Tasks
**1)** Reproduce word for word the part of the Vijay Mishra biography starting with "Vijay Chandra Mishra" and going on through "Murdoch University, Australia.".
**2)** Carry the Vijay Mishra biography forward from its final sentence.

Vijay Chandra Mishra (born 4 May 1945) is an academic, author and cultural theorist from Fiji. He is currently a professor at Murdoch University, Australia.

Academic and professional career 
Born in Suva, Fiji on 4 May 1945 to Hari Mishra and Lila Mishra, Vijay was educated at Lelean Memorial School where he completed his Senior Cambridge Higher School Certificate in the First Division. Following this he did his New Zealand University Entrance Examination at Suva Grammar School where he won both the Arts and the History Prize. A British colonial scholarship took him to Victoria University of Wellington and to Christchurch Teachers’ College from which institutions he gained, respectively, a B.A. and a Diploma in Teaching.

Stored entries

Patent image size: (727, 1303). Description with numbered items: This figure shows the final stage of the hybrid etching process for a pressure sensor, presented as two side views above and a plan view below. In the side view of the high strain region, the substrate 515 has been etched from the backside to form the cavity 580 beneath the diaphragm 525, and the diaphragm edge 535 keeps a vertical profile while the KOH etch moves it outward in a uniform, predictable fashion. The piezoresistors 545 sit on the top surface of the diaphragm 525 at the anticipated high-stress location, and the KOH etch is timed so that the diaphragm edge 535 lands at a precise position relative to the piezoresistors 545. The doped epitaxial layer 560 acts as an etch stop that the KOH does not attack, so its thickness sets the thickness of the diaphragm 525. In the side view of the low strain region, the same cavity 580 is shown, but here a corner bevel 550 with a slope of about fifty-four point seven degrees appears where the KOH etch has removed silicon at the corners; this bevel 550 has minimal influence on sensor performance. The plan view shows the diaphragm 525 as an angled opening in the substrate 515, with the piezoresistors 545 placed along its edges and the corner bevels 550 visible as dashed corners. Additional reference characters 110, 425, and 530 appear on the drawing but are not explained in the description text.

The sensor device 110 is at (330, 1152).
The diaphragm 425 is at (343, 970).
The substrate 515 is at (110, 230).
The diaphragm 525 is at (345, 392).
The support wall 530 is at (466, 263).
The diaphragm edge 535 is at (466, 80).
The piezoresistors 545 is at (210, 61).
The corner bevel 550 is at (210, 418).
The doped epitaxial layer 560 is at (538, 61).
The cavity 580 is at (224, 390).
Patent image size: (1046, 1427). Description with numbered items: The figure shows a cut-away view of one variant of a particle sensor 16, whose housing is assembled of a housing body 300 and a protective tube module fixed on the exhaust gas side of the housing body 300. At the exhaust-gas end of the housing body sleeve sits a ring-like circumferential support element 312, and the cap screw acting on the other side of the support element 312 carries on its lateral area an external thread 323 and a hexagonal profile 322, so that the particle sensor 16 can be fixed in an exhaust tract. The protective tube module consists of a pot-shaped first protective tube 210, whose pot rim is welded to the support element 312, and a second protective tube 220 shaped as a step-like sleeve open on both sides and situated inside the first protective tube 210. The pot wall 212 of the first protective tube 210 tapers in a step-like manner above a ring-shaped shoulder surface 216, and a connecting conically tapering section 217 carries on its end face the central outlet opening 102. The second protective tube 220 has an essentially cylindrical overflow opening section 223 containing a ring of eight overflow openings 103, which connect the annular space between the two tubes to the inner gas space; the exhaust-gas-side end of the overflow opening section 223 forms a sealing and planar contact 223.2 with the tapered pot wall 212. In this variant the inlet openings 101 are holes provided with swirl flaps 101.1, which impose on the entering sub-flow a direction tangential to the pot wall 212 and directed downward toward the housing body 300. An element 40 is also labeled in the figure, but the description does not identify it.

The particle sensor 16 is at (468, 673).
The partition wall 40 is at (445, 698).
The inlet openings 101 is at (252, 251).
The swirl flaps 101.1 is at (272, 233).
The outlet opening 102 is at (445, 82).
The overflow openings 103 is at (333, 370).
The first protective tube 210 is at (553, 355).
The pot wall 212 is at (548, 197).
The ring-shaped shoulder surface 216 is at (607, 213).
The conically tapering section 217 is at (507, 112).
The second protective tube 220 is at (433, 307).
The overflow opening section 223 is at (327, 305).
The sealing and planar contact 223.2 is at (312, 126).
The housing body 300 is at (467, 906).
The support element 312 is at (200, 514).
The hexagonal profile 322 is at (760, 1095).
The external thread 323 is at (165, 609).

Responses
**1)**
Vijay Chandra Mishra (born 4 May 1945) is an academic, author and cultural theorist from Fiji. He is currently a professor at Murdoch University, Australia.

**2)**
After a brief teaching stint at Labasa College in Fiji from 1968 to 1969, Vijay went to Macquarie University on a Commonwealth Scholarship where he completed Masters papers in Linguistics and a B.A. with First Class Honours in English Literature. A further brief career in Fiji, this time as a Senior Education Officer, was followed by migration to Australia in 1974. By then he was married to Nalini Singh, daughter of Pratap and Damiyanti Singh.

In Australia he completed a Masters in English literature at Sydney University and then, in 1976, joined the newly established Murdoch University in Perth, as a tutor in World Literature. He left the university in early 1978 to undertake a PhD in Medieval Indian Poetry and Aesthetics at the Australian National University which he gained in 1981.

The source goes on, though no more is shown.